Set task:
Extract every line of the data below and reproduce each one unchanged.

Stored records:
====

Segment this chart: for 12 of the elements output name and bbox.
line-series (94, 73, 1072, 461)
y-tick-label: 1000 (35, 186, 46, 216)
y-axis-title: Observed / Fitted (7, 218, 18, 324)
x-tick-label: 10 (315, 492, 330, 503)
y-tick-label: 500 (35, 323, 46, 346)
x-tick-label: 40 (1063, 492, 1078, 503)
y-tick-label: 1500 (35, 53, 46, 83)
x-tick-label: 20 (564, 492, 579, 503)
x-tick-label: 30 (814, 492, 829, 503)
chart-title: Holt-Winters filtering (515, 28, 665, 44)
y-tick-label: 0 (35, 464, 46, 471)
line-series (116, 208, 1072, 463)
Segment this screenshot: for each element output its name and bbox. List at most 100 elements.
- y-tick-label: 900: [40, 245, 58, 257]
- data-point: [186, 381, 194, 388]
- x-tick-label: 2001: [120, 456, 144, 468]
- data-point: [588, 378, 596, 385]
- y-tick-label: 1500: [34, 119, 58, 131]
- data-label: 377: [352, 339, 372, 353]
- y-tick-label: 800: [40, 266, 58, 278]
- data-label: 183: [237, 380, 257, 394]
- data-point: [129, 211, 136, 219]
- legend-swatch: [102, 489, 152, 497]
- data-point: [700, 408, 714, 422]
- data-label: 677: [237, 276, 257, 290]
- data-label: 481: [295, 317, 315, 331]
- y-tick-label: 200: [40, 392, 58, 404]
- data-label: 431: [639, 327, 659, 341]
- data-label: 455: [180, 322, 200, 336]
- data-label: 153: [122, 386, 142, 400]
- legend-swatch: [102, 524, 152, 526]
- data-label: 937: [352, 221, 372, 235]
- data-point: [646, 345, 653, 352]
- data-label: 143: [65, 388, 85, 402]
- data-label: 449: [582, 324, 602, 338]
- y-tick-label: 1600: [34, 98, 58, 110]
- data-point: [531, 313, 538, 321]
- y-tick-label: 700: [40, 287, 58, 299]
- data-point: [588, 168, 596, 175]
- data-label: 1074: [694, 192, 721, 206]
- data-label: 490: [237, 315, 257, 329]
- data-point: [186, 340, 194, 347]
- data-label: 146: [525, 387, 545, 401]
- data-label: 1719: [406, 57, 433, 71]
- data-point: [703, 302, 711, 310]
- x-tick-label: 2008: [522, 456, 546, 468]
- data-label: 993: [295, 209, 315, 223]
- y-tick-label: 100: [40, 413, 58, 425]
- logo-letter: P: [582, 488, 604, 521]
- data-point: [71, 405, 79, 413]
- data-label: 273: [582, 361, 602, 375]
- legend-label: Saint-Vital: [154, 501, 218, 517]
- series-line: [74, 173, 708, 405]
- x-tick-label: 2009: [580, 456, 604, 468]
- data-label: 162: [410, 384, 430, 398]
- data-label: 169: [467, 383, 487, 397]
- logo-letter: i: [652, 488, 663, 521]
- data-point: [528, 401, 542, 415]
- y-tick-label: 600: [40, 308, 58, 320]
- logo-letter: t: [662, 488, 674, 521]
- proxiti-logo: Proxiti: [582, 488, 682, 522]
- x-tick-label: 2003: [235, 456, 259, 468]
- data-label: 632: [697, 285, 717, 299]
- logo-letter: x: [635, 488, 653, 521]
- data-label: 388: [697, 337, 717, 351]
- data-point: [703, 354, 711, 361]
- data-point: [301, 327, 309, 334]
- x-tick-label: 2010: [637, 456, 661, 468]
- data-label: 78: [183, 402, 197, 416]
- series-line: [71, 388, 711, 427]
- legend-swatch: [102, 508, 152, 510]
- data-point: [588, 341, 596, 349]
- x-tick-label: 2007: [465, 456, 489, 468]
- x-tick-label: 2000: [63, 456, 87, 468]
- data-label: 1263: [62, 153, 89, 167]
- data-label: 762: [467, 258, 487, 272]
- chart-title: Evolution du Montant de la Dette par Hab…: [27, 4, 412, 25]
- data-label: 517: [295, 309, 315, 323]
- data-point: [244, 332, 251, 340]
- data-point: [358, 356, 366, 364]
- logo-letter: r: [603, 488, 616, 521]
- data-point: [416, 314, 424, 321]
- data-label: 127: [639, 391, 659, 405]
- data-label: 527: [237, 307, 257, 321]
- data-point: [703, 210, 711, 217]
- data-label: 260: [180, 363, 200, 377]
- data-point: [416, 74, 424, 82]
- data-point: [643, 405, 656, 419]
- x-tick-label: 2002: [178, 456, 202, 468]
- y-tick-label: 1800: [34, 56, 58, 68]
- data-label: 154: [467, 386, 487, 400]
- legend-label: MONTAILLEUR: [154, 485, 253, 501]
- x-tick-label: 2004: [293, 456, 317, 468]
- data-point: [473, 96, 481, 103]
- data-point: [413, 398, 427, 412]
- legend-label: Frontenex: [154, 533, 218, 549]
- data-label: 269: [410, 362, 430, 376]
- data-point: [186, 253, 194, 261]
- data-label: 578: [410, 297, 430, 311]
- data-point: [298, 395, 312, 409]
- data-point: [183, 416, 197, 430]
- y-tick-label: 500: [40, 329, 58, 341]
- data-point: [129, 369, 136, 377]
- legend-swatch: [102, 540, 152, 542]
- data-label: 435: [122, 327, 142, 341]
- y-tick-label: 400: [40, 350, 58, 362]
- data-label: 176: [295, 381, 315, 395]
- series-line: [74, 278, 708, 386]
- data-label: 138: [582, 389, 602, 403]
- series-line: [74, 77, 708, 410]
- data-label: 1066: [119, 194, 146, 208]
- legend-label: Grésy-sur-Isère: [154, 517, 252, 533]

====

Answer to the exercise:
Segment this chart: for 12 of the elements output name and bbox.
line-series (94, 73, 1072, 461)
y-tick-label: 1000 (35, 186, 46, 216)
y-axis-title: Observed / Fitted (7, 218, 18, 324)
x-tick-label: 10 (315, 492, 330, 503)
y-tick-label: 500 (35, 323, 46, 346)
x-tick-label: 40 (1063, 492, 1078, 503)
y-tick-label: 1500 (35, 53, 46, 83)
x-tick-label: 20 (564, 492, 579, 503)
x-tick-label: 30 (814, 492, 829, 503)
chart-title: Holt-Winters filtering (515, 28, 665, 44)
y-tick-label: 0 (35, 464, 46, 471)
line-series (116, 208, 1072, 463)
Segment this screenshot: for each element output its name and bbox. List at most 100 elements.
- y-tick-label: 900: [40, 245, 58, 257]
- data-point: [186, 381, 194, 388]
- x-tick-label: 2001: [120, 456, 144, 468]
- data-point: [588, 378, 596, 385]
- y-tick-label: 1500: [34, 119, 58, 131]
- data-label: 377: [352, 339, 372, 353]
- y-tick-label: 800: [40, 266, 58, 278]
- data-label: 183: [237, 380, 257, 394]
- data-point: [129, 211, 136, 219]
- legend-swatch: [102, 489, 152, 497]
- data-point: [700, 408, 714, 422]
- data-label: 677: [237, 276, 257, 290]
- data-label: 481: [295, 317, 315, 331]
- y-tick-label: 200: [40, 392, 58, 404]
- data-label: 431: [639, 327, 659, 341]
- data-label: 455: [180, 322, 200, 336]
- data-label: 153: [122, 386, 142, 400]
- legend-swatch: [102, 524, 152, 526]
- data-label: 937: [352, 221, 372, 235]
- data-point: [646, 345, 653, 352]
- data-label: 143: [65, 388, 85, 402]
- data-label: 449: [582, 324, 602, 338]
- y-tick-label: 1600: [34, 98, 58, 110]
- data-point: [531, 313, 538, 321]
- y-tick-label: 700: [40, 287, 58, 299]
- data-point: [588, 168, 596, 175]
- data-label: 1074: [694, 192, 721, 206]
- data-label: 490: [237, 315, 257, 329]
- data-point: [186, 340, 194, 347]
- data-label: 146: [525, 387, 545, 401]
- data-label: 1719: [406, 57, 433, 71]
- data-point: [703, 302, 711, 310]
- x-tick-label: 2008: [522, 456, 546, 468]
- data-label: 993: [295, 209, 315, 223]
- y-tick-label: 100: [40, 413, 58, 425]
- logo-letter: P: [582, 488, 604, 521]
- data-point: [71, 405, 79, 413]
- data-label: 273: [582, 361, 602, 375]
- legend-label: Saint-Vital: [154, 501, 218, 517]
- series-line: [74, 173, 708, 405]
- x-tick-label: 2009: [580, 456, 604, 468]
- data-label: 162: [410, 384, 430, 398]
- data-label: 169: [467, 383, 487, 397]
- logo-letter: i: [652, 488, 663, 521]
- data-point: [528, 401, 542, 415]
- y-tick-label: 600: [40, 308, 58, 320]
- logo-letter: t: [662, 488, 674, 521]
- proxiti-logo: Proxiti: [582, 488, 682, 522]
- x-tick-label: 2003: [235, 456, 259, 468]
- data-label: 632: [697, 285, 717, 299]
- logo-letter: x: [635, 488, 653, 521]
- data-label: 388: [697, 337, 717, 351]
- data-point: [703, 354, 711, 361]
- data-point: [301, 327, 309, 334]
- x-tick-label: 2010: [637, 456, 661, 468]
- data-label: 78: [183, 402, 197, 416]
- series-line: [71, 388, 711, 427]
- legend-swatch: [102, 508, 152, 510]
- data-point: [588, 341, 596, 349]
- x-tick-label: 2007: [465, 456, 489, 468]
- x-tick-label: 2000: [63, 456, 87, 468]
- data-label: 1263: [62, 153, 89, 167]
- data-label: 762: [467, 258, 487, 272]
- chart-title: Evolution du Montant de la Dette par Hab…: [27, 4, 412, 25]
- data-label: 517: [295, 309, 315, 323]
- data-point: [244, 332, 251, 340]
- data-point: [358, 356, 366, 364]
- logo-letter: r: [603, 488, 616, 521]
- data-point: [416, 314, 424, 321]
- data-label: 127: [639, 391, 659, 405]
- data-label: 527: [237, 307, 257, 321]
- data-point: [703, 210, 711, 217]
- data-label: 260: [180, 363, 200, 377]
- data-point: [416, 74, 424, 82]
- data-point: [643, 405, 656, 419]
- x-tick-label: 2002: [178, 456, 202, 468]
- y-tick-label: 1800: [34, 56, 58, 68]
- data-label: 154: [467, 386, 487, 400]
- legend-label: MONTAILLEUR: [154, 485, 253, 501]
- x-tick-label: 2004: [293, 456, 317, 468]
- data-point: [473, 96, 481, 103]
- data-point: [413, 398, 427, 412]
- legend-label: Frontenex: [154, 533, 218, 549]
- data-label: 269: [410, 362, 430, 376]
- data-point: [186, 253, 194, 261]
- data-label: 578: [410, 297, 430, 311]
- data-point: [298, 395, 312, 409]
- data-point: [183, 416, 197, 430]
- y-tick-label: 500: [40, 329, 58, 341]
- data-point: [129, 369, 136, 377]
- legend-swatch: [102, 540, 152, 542]
- data-label: 435: [122, 327, 142, 341]
- y-tick-label: 400: [40, 350, 58, 362]
- data-label: 176: [295, 381, 315, 395]
- series-line: [74, 278, 708, 386]
- data-label: 138: [582, 389, 602, 403]
- series-line: [74, 77, 708, 410]
- data-label: 1066: [119, 194, 146, 208]
- legend-label: Grésy-sur-Isère: [154, 517, 252, 533]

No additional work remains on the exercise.